# Start of Provided records

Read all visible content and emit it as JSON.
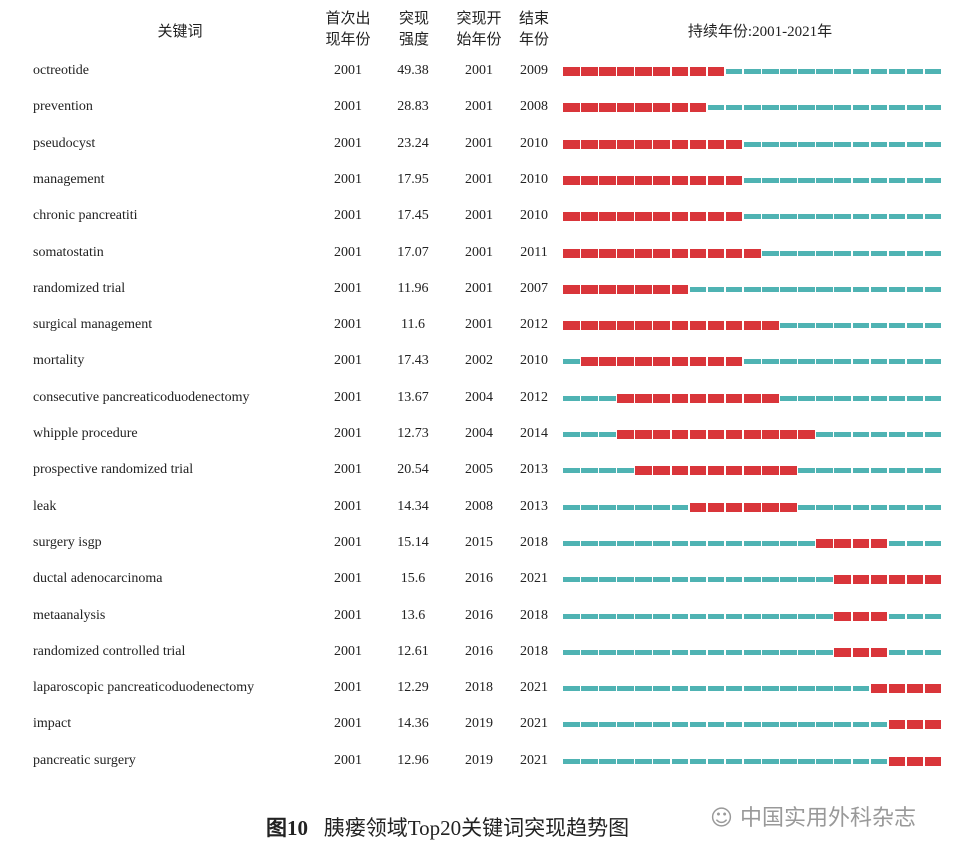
{
  "chart_data": {
    "type": "table",
    "headers": {
      "keyword": "关键词",
      "first_year": "首次出现年份",
      "strength": "突现强度",
      "begin": "突现开始年份",
      "end": "结束年份",
      "duration": "持续年份:2001-2021年"
    },
    "year_range": [
      2001,
      2021
    ],
    "colors": {
      "burst": "#d9353a",
      "normal": "#4fb3b3"
    },
    "rows": [
      {
        "keyword": "octreotide",
        "first_year": "2001",
        "strength": "49.38",
        "begin": "2001",
        "end": "2009"
      },
      {
        "keyword": "prevention",
        "first_year": "2001",
        "strength": "28.83",
        "begin": "2001",
        "end": "2008"
      },
      {
        "keyword": "pseudocyst",
        "first_year": "2001",
        "strength": "23.24",
        "begin": "2001",
        "end": "2010"
      },
      {
        "keyword": "management",
        "first_year": "2001",
        "strength": "17.95",
        "begin": "2001",
        "end": "2010"
      },
      {
        "keyword": "chronic pancreatiti",
        "first_year": "2001",
        "strength": "17.45",
        "begin": "2001",
        "end": "2010"
      },
      {
        "keyword": "somatostatin",
        "first_year": "2001",
        "strength": "17.07",
        "begin": "2001",
        "end": "2011"
      },
      {
        "keyword": "randomized trial",
        "first_year": "2001",
        "strength": "11.96",
        "begin": "2001",
        "end": "2007"
      },
      {
        "keyword": "surgical management",
        "first_year": "2001",
        "strength": "11.6",
        "begin": "2001",
        "end": "2012"
      },
      {
        "keyword": "mortality",
        "first_year": "2001",
        "strength": "17.43",
        "begin": "2002",
        "end": "2010"
      },
      {
        "keyword": "consecutive pancreaticoduodenectomy",
        "first_year": "2001",
        "strength": "13.67",
        "begin": "2004",
        "end": "2012"
      },
      {
        "keyword": "whipple procedure",
        "first_year": "2001",
        "strength": "12.73",
        "begin": "2004",
        "end": "2014"
      },
      {
        "keyword": "prospective randomized trial",
        "first_year": "2001",
        "strength": "20.54",
        "begin": "2005",
        "end": "2013"
      },
      {
        "keyword": "leak",
        "first_year": "2001",
        "strength": "14.34",
        "begin": "2008",
        "end": "2013"
      },
      {
        "keyword": "surgery isgp",
        "first_year": "2001",
        "strength": "15.14",
        "begin": "2015",
        "end": "2018"
      },
      {
        "keyword": "ductal adenocarcinoma",
        "first_year": "2001",
        "strength": "15.6",
        "begin": "2016",
        "end": "2021"
      },
      {
        "keyword": "metaanalysis",
        "first_year": "2001",
        "strength": "13.6",
        "begin": "2016",
        "end": "2018"
      },
      {
        "keyword": "randomized controlled trial",
        "first_year": "2001",
        "strength": "12.61",
        "begin": "2016",
        "end": "2018"
      },
      {
        "keyword": "laparoscopic pancreaticoduodenectomy",
        "first_year": "2001",
        "strength": "12.29",
        "begin": "2018",
        "end": "2021"
      },
      {
        "keyword": "impact",
        "first_year": "2001",
        "strength": "14.36",
        "begin": "2019",
        "end": "2021"
      },
      {
        "keyword": "pancreatic surgery",
        "first_year": "2001",
        "strength": "12.96",
        "begin": "2019",
        "end": "2021"
      }
    ]
  },
  "caption": {
    "label": "图10",
    "title": "胰瘘领域Top20关键词突现趋势图"
  },
  "watermark": "中国实用外科杂志"
}
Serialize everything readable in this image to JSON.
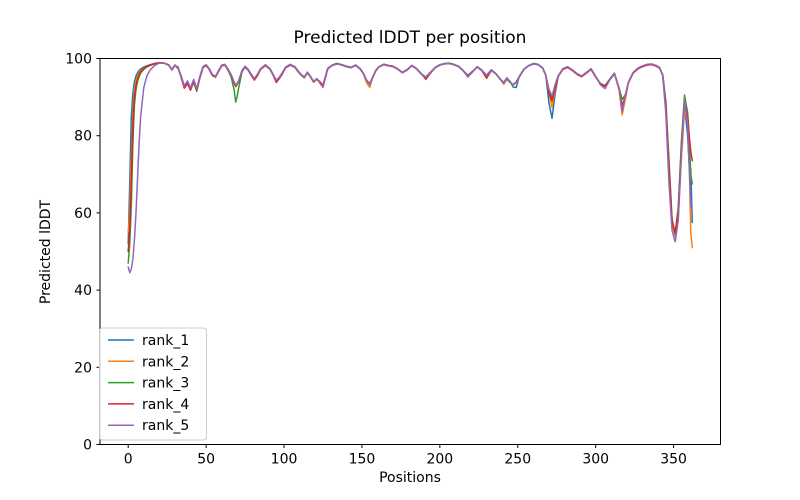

# End of Provided records

Return the listing above word for word, with the pictures removed.

- Exercise answer:
Read all visible content and emit it as JSON.
{
  "chart_data": {
    "type": "table",
    "headers": {
      "keyword": "关键词",
      "first_year": "首次出现年份",
      "strength": "突现强度",
      "begin": "突现开始年份",
      "end": "结束年份",
      "duration": "持续年份:2001-2021年"
    },
    "year_range": [
      2001,
      2021
    ],
    "colors": {
      "burst": "#d9353a",
      "normal": "#4fb3b3"
    },
    "rows": [
      {
        "keyword": "octreotide",
        "first_year": "2001",
        "strength": "49.38",
        "begin": "2001",
        "end": "2009"
      },
      {
        "keyword": "prevention",
        "first_year": "2001",
        "strength": "28.83",
        "begin": "2001",
        "end": "2008"
      },
      {
        "keyword": "pseudocyst",
        "first_year": "2001",
        "strength": "23.24",
        "begin": "2001",
        "end": "2010"
      },
      {
        "keyword": "management",
        "first_year": "2001",
        "strength": "17.95",
        "begin": "2001",
        "end": "2010"
      },
      {
        "keyword": "chronic pancreatiti",
        "first_year": "2001",
        "strength": "17.45",
        "begin": "2001",
        "end": "2010"
      },
      {
        "keyword": "somatostatin",
        "first_year": "2001",
        "strength": "17.07",
        "begin": "2001",
        "end": "2011"
      },
      {
        "keyword": "randomized trial",
        "first_year": "2001",
        "strength": "11.96",
        "begin": "2001",
        "end": "2007"
      },
      {
        "keyword": "surgical management",
        "first_year": "2001",
        "strength": "11.6",
        "begin": "2001",
        "end": "2012"
      },
      {
        "keyword": "mortality",
        "first_year": "2001",
        "strength": "17.43",
        "begin": "2002",
        "end": "2010"
      },
      {
        "keyword": "consecutive pancreaticoduodenectomy",
        "first_year": "2001",
        "strength": "13.67",
        "begin": "2004",
        "end": "2012"
      },
      {
        "keyword": "whipple procedure",
        "first_year": "2001",
        "strength": "12.73",
        "begin": "2004",
        "end": "2014"
      },
      {
        "keyword": "prospective randomized trial",
        "first_year": "2001",
        "strength": "20.54",
        "begin": "2005",
        "end": "2013"
      },
      {
        "keyword": "leak",
        "first_year": "2001",
        "strength": "14.34",
        "begin": "2008",
        "end": "2013"
      },
      {
        "keyword": "surgery isgp",
        "first_year": "2001",
        "strength": "15.14",
        "begin": "2015",
        "end": "2018"
      },
      {
        "keyword": "ductal adenocarcinoma",
        "first_year": "2001",
        "strength": "15.6",
        "begin": "2016",
        "end": "2021"
      },
      {
        "keyword": "metaanalysis",
        "first_year": "2001",
        "strength": "13.6",
        "begin": "2016",
        "end": "2018"
      },
      {
        "keyword": "randomized controlled trial",
        "first_year": "2001",
        "strength": "12.61",
        "begin": "2016",
        "end": "2018"
      },
      {
        "keyword": "laparoscopic pancreaticoduodenectomy",
        "first_year": "2001",
        "strength": "12.29",
        "begin": "2018",
        "end": "2021"
      },
      {
        "keyword": "impact",
        "first_year": "2001",
        "strength": "14.36",
        "begin": "2019",
        "end": "2021"
      },
      {
        "keyword": "pancreatic surgery",
        "first_year": "2001",
        "strength": "12.96",
        "begin": "2019",
        "end": "2021"
      }
    ]
  },
  "caption": {
    "label": "图10",
    "title": "胰瘘领域Top20关键词突现趋势图"
  },
  "watermark": "中国实用外科杂志"
}
Serialize everything readable in this image to JSON.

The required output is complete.